→ DIRECTIONS FOR THIS TASK
Take every line where the string "画像解析" appears and copy it.
* start SUPPLIED MATERIAL *
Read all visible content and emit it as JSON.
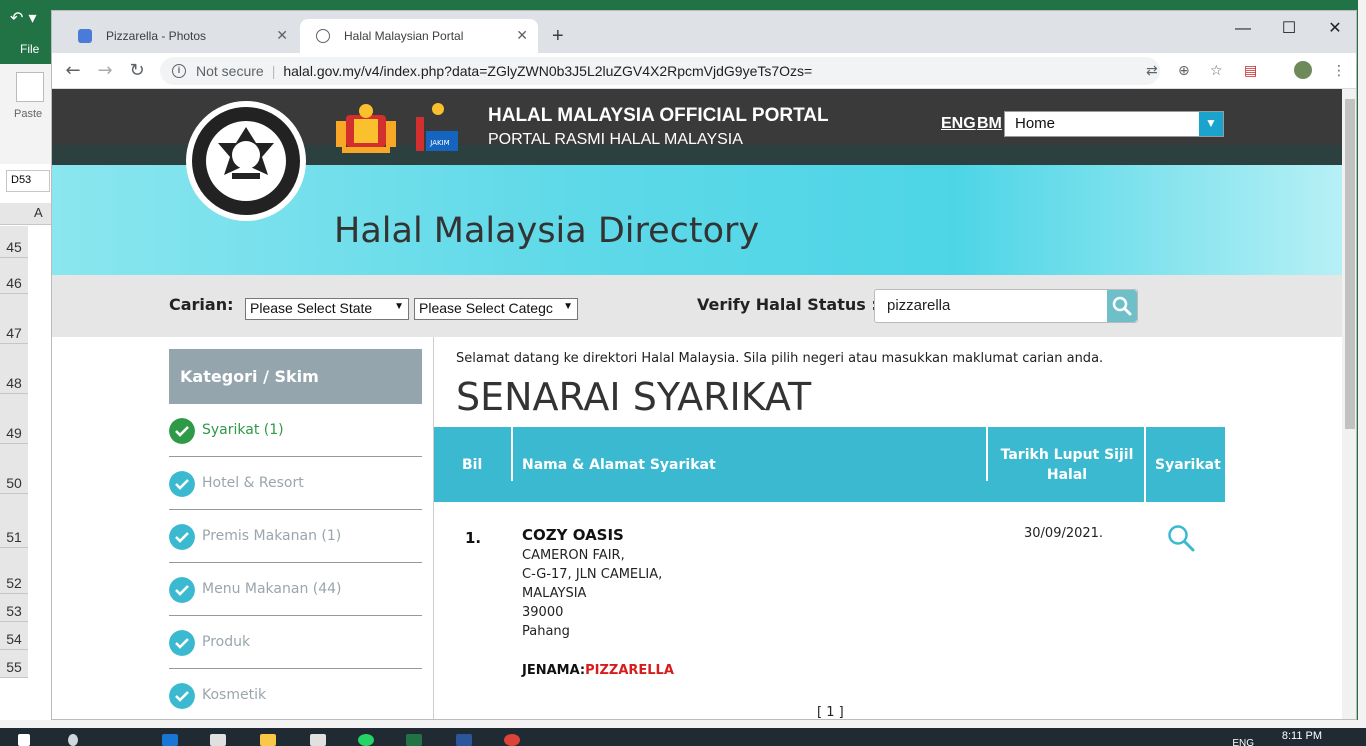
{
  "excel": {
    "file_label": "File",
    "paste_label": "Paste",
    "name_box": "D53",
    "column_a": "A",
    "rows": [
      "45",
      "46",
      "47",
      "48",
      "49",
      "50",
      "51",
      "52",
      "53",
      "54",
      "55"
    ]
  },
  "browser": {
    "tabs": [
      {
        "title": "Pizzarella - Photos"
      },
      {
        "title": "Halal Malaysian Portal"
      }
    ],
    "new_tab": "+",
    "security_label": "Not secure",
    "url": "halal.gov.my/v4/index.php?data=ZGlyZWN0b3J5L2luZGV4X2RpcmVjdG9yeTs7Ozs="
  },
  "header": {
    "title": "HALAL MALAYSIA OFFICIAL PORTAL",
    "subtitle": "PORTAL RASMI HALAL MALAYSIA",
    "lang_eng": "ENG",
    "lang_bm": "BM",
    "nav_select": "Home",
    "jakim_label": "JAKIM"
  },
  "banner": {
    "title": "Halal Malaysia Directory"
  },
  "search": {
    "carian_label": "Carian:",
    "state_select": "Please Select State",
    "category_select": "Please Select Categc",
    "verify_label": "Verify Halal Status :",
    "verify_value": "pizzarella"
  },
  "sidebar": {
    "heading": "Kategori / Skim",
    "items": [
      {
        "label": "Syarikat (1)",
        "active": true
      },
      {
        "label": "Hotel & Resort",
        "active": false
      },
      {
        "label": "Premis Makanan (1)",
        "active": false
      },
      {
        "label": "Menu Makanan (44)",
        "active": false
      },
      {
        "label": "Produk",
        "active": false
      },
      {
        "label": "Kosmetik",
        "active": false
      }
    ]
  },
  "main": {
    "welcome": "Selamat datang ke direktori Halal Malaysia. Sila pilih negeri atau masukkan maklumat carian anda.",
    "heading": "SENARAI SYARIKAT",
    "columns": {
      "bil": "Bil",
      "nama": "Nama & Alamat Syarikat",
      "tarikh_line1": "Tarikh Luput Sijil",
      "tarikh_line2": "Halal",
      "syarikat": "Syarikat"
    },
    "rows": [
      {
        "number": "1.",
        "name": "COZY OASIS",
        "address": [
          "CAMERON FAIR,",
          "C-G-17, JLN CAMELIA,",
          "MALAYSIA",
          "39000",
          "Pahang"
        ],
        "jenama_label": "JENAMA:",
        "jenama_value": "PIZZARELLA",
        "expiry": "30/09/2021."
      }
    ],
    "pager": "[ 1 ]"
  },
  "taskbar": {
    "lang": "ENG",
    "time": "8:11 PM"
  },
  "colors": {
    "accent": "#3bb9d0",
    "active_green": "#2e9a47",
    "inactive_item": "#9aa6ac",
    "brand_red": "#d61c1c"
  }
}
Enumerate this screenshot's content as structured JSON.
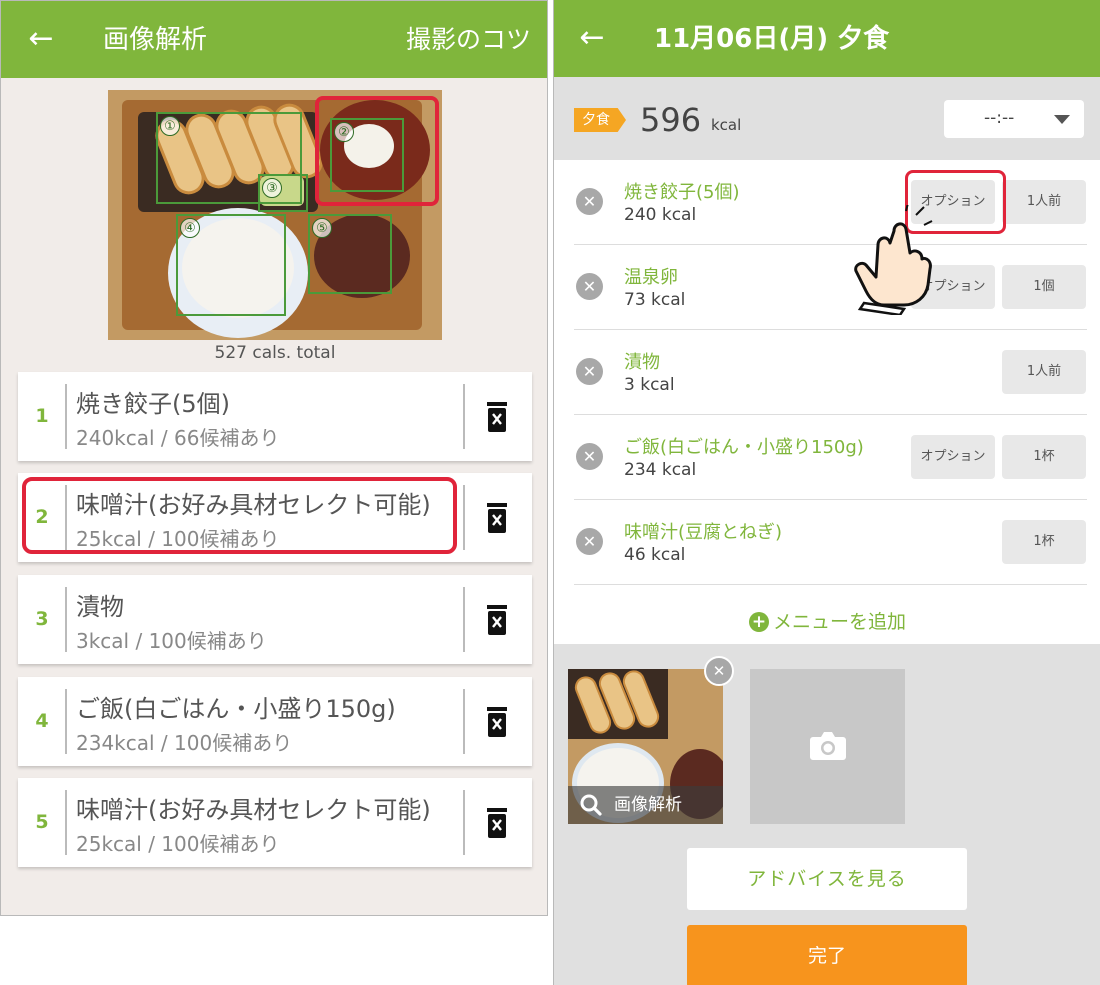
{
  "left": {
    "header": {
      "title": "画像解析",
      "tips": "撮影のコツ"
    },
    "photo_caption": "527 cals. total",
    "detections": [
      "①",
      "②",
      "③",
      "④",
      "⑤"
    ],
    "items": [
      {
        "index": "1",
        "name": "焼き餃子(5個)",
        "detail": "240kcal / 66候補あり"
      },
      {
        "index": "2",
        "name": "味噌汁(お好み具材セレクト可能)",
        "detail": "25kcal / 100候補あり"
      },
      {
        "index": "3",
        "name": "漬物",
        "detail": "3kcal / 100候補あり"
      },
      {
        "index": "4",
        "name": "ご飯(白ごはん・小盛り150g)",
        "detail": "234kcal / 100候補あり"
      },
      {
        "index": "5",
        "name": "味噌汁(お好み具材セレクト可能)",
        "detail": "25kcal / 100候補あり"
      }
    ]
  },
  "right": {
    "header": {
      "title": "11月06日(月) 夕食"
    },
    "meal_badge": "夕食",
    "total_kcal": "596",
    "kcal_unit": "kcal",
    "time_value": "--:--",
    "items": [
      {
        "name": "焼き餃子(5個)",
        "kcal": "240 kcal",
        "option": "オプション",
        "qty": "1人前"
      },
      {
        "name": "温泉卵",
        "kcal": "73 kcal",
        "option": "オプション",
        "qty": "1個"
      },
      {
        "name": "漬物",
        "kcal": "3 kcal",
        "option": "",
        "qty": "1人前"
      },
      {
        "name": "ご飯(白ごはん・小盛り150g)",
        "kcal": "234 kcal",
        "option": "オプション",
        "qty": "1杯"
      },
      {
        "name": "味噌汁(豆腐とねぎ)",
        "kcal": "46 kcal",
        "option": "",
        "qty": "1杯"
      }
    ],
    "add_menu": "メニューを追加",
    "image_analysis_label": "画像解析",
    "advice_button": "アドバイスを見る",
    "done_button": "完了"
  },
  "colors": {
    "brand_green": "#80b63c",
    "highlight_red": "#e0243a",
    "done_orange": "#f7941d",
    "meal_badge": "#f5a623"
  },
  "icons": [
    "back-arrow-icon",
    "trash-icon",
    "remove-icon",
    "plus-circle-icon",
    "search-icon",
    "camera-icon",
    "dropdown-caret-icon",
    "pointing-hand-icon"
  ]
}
* end SUPPLIED MATERIAL *
→ RESPONSE
      "title": "画像解析",
    "image_analysis_label": "画像解析",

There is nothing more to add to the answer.